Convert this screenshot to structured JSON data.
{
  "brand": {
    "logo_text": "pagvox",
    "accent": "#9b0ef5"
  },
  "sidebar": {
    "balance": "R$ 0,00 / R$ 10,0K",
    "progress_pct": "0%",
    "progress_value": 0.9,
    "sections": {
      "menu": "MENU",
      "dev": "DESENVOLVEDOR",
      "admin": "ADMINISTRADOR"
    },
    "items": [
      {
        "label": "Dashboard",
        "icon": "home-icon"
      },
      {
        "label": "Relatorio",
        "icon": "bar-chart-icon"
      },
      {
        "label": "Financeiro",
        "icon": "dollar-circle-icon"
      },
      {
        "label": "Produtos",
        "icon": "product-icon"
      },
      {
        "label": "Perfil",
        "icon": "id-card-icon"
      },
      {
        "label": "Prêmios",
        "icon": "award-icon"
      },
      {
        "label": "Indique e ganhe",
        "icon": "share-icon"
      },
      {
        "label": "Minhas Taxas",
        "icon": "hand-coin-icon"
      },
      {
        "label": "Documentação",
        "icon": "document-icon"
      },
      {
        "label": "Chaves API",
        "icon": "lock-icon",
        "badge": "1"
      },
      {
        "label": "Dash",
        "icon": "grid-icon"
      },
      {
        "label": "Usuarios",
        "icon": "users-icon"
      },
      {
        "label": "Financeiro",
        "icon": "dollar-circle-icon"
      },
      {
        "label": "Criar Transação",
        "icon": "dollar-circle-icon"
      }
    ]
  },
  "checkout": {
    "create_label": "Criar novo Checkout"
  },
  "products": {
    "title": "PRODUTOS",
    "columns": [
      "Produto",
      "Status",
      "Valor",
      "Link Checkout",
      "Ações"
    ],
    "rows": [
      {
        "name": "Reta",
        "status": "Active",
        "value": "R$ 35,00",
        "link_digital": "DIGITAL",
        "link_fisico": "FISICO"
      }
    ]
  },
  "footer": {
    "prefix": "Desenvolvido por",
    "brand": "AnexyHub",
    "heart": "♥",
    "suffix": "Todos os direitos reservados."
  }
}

Aim:
Find the lines of the material that hold the word "Criar" and report their count alone.

Problem solution:
2